Records contained in a dataset
################

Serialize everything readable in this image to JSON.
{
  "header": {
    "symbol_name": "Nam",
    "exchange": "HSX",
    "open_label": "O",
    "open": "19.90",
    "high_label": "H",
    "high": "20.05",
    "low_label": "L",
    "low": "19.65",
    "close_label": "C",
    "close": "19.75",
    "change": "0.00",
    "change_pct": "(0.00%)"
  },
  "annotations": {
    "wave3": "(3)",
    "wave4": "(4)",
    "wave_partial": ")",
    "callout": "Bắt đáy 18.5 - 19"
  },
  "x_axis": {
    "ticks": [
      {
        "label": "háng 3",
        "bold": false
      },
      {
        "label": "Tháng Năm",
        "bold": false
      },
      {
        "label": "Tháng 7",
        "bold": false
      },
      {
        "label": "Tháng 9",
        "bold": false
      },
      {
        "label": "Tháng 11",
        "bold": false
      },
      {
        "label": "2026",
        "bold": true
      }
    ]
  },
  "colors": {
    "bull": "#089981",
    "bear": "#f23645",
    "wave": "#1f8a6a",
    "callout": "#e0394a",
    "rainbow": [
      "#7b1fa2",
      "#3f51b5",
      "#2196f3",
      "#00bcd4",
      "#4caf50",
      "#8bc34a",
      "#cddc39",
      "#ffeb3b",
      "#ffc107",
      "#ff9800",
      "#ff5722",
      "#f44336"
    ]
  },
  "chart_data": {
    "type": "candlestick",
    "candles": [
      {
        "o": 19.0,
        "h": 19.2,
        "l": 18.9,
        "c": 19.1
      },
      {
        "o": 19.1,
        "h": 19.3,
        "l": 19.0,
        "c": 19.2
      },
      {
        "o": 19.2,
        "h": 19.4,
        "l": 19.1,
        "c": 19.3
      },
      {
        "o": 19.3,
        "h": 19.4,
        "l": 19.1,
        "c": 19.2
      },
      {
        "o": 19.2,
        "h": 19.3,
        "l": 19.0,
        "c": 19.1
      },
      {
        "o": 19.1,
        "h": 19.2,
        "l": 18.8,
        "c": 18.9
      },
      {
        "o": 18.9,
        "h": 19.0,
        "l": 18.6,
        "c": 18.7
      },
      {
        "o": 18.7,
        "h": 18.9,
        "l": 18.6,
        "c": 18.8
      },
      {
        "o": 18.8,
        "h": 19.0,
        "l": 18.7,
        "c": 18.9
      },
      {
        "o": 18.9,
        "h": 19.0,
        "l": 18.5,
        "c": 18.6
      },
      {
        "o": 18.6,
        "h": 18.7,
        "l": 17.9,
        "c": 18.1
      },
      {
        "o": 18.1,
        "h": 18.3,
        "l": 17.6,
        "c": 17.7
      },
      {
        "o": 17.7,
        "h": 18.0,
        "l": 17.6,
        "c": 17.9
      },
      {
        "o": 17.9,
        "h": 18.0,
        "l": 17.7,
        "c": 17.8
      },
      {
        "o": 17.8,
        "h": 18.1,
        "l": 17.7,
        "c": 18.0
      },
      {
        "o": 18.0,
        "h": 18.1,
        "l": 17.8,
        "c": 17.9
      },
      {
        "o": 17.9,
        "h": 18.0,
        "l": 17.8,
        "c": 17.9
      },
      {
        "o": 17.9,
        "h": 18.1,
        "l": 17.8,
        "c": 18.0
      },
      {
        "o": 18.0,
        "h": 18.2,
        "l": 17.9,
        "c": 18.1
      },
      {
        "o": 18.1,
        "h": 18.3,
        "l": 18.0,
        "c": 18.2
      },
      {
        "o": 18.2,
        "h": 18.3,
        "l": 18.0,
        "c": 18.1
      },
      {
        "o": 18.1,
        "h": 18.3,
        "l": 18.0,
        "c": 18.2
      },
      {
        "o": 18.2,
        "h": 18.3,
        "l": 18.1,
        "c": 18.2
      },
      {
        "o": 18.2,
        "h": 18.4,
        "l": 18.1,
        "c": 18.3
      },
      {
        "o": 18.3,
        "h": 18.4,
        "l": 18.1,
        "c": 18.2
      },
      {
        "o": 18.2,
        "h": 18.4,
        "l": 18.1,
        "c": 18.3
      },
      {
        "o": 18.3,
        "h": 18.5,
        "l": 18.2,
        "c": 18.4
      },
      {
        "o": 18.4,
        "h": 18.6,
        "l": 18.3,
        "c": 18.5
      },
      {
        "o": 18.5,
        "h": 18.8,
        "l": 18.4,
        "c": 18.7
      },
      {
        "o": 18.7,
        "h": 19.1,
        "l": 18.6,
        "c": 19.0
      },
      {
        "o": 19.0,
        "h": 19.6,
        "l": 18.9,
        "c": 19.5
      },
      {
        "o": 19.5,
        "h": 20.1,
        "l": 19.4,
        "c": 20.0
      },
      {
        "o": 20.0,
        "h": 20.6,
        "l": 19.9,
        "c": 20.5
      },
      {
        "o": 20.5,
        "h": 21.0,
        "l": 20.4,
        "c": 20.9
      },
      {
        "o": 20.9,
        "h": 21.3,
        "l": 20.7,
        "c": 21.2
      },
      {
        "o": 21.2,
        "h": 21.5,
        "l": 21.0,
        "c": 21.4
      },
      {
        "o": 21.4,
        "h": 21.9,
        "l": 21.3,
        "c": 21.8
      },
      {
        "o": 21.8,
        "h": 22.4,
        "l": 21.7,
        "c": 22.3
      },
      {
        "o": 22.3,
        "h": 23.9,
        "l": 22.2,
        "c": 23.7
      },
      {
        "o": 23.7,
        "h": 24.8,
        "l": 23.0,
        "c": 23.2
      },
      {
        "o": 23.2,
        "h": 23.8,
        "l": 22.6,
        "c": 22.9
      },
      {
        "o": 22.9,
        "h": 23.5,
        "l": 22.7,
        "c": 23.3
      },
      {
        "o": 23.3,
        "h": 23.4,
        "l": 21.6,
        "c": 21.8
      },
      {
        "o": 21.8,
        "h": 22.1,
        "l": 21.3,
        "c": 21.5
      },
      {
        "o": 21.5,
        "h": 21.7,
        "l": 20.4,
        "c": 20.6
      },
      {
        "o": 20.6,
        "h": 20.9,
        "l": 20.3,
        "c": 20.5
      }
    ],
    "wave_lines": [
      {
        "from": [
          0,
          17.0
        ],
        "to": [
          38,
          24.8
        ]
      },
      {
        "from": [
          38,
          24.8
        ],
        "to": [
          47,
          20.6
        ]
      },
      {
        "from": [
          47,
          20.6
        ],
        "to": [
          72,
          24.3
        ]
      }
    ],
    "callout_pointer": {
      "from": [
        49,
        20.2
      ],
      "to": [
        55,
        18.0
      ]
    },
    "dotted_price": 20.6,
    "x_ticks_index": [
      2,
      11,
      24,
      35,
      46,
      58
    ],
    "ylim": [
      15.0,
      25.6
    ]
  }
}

################

Task brief
Return each entry from above without altering a single character.

Solved exercise
Serialize everything readable in this image to JSON.
{
  "header": {
    "symbol_name": "Nam",
    "exchange": "HSX",
    "open_label": "O",
    "open": "19.90",
    "high_label": "H",
    "high": "20.05",
    "low_label": "L",
    "low": "19.65",
    "close_label": "C",
    "close": "19.75",
    "change": "0.00",
    "change_pct": "(0.00%)"
  },
  "annotations": {
    "wave3": "(3)",
    "wave4": "(4)",
    "wave_partial": ")",
    "callout": "Bắt đáy 18.5 - 19"
  },
  "x_axis": {
    "ticks": [
      {
        "label": "háng 3",
        "bold": false
      },
      {
        "label": "Tháng Năm",
        "bold": false
      },
      {
        "label": "Tháng 7",
        "bold": false
      },
      {
        "label": "Tháng 9",
        "bold": false
      },
      {
        "label": "Tháng 11",
        "bold": false
      },
      {
        "label": "2026",
        "bold": true
      }
    ]
  },
  "colors": {
    "bull": "#089981",
    "bear": "#f23645",
    "wave": "#1f8a6a",
    "callout": "#e0394a",
    "rainbow": [
      "#7b1fa2",
      "#3f51b5",
      "#2196f3",
      "#00bcd4",
      "#4caf50",
      "#8bc34a",
      "#cddc39",
      "#ffeb3b",
      "#ffc107",
      "#ff9800",
      "#ff5722",
      "#f44336"
    ]
  },
  "chart_data": {
    "type": "candlestick",
    "candles": [
      {
        "o": 19.0,
        "h": 19.2,
        "l": 18.9,
        "c": 19.1
      },
      {
        "o": 19.1,
        "h": 19.3,
        "l": 19.0,
        "c": 19.2
      },
      {
        "o": 19.2,
        "h": 19.4,
        "l": 19.1,
        "c": 19.3
      },
      {
        "o": 19.3,
        "h": 19.4,
        "l": 19.1,
        "c": 19.2
      },
      {
        "o": 19.2,
        "h": 19.3,
        "l": 19.0,
        "c": 19.1
      },
      {
        "o": 19.1,
        "h": 19.2,
        "l": 18.8,
        "c": 18.9
      },
      {
        "o": 18.9,
        "h": 19.0,
        "l": 18.6,
        "c": 18.7
      },
      {
        "o": 18.7,
        "h": 18.9,
        "l": 18.6,
        "c": 18.8
      },
      {
        "o": 18.8,
        "h": 19.0,
        "l": 18.7,
        "c": 18.9
      },
      {
        "o": 18.9,
        "h": 19.0,
        "l": 18.5,
        "c": 18.6
      },
      {
        "o": 18.6,
        "h": 18.7,
        "l": 17.9,
        "c": 18.1
      },
      {
        "o": 18.1,
        "h": 18.3,
        "l": 17.6,
        "c": 17.7
      },
      {
        "o": 17.7,
        "h": 18.0,
        "l": 17.6,
        "c": 17.9
      },
      {
        "o": 17.9,
        "h": 18.0,
        "l": 17.7,
        "c": 17.8
      },
      {
        "o": 17.8,
        "h": 18.1,
        "l": 17.7,
        "c": 18.0
      },
      {
        "o": 18.0,
        "h": 18.1,
        "l": 17.8,
        "c": 17.9
      },
      {
        "o": 17.9,
        "h": 18.0,
        "l": 17.8,
        "c": 17.9
      },
      {
        "o": 17.9,
        "h": 18.1,
        "l": 17.8,
        "c": 18.0
      },
      {
        "o": 18.0,
        "h": 18.2,
        "l": 17.9,
        "c": 18.1
      },
      {
        "o": 18.1,
        "h": 18.3,
        "l": 18.0,
        "c": 18.2
      },
      {
        "o": 18.2,
        "h": 18.3,
        "l": 18.0,
        "c": 18.1
      },
      {
        "o": 18.1,
        "h": 18.3,
        "l": 18.0,
        "c": 18.2
      },
      {
        "o": 18.2,
        "h": 18.3,
        "l": 18.1,
        "c": 18.2
      },
      {
        "o": 18.2,
        "h": 18.4,
        "l": 18.1,
        "c": 18.3
      },
      {
        "o": 18.3,
        "h": 18.4,
        "l": 18.1,
        "c": 18.2
      },
      {
        "o": 18.2,
        "h": 18.4,
        "l": 18.1,
        "c": 18.3
      },
      {
        "o": 18.3,
        "h": 18.5,
        "l": 18.2,
        "c": 18.4
      },
      {
        "o": 18.4,
        "h": 18.6,
        "l": 18.3,
        "c": 18.5
      },
      {
        "o": 18.5,
        "h": 18.8,
        "l": 18.4,
        "c": 18.7
      },
      {
        "o": 18.7,
        "h": 19.1,
        "l": 18.6,
        "c": 19.0
      },
      {
        "o": 19.0,
        "h": 19.6,
        "l": 18.9,
        "c": 19.5
      },
      {
        "o": 19.5,
        "h": 20.1,
        "l": 19.4,
        "c": 20.0
      },
      {
        "o": 20.0,
        "h": 20.6,
        "l": 19.9,
        "c": 20.5
      },
      {
        "o": 20.5,
        "h": 21.0,
        "l": 20.4,
        "c": 20.9
      },
      {
        "o": 20.9,
        "h": 21.3,
        "l": 20.7,
        "c": 21.2
      },
      {
        "o": 21.2,
        "h": 21.5,
        "l": 21.0,
        "c": 21.4
      },
      {
        "o": 21.4,
        "h": 21.9,
        "l": 21.3,
        "c": 21.8
      },
      {
        "o": 21.8,
        "h": 22.4,
        "l": 21.7,
        "c": 22.3
      },
      {
        "o": 22.3,
        "h": 23.9,
        "l": 22.2,
        "c": 23.7
      },
      {
        "o": 23.7,
        "h": 24.8,
        "l": 23.0,
        "c": 23.2
      },
      {
        "o": 23.2,
        "h": 23.8,
        "l": 22.6,
        "c": 22.9
      },
      {
        "o": 22.9,
        "h": 23.5,
        "l": 22.7,
        "c": 23.3
      },
      {
        "o": 23.3,
        "h": 23.4,
        "l": 21.6,
        "c": 21.8
      },
      {
        "o": 21.8,
        "h": 22.1,
        "l": 21.3,
        "c": 21.5
      },
      {
        "o": 21.5,
        "h": 21.7,
        "l": 20.4,
        "c": 20.6
      },
      {
        "o": 20.6,
        "h": 20.9,
        "l": 20.3,
        "c": 20.5
      }
    ],
    "wave_lines": [
      {
        "from": [
          0,
          17.0
        ],
        "to": [
          38,
          24.8
        ]
      },
      {
        "from": [
          38,
          24.8
        ],
        "to": [
          47,
          20.6
        ]
      },
      {
        "from": [
          47,
          20.6
        ],
        "to": [
          72,
          24.3
        ]
      }
    ],
    "callout_pointer": {
      "from": [
        49,
        20.2
      ],
      "to": [
        55,
        18.0
      ]
    },
    "dotted_price": 20.6,
    "x_ticks_index": [
      2,
      11,
      24,
      35,
      46,
      58
    ],
    "ylim": [
      15.0,
      25.6
    ]
  }
}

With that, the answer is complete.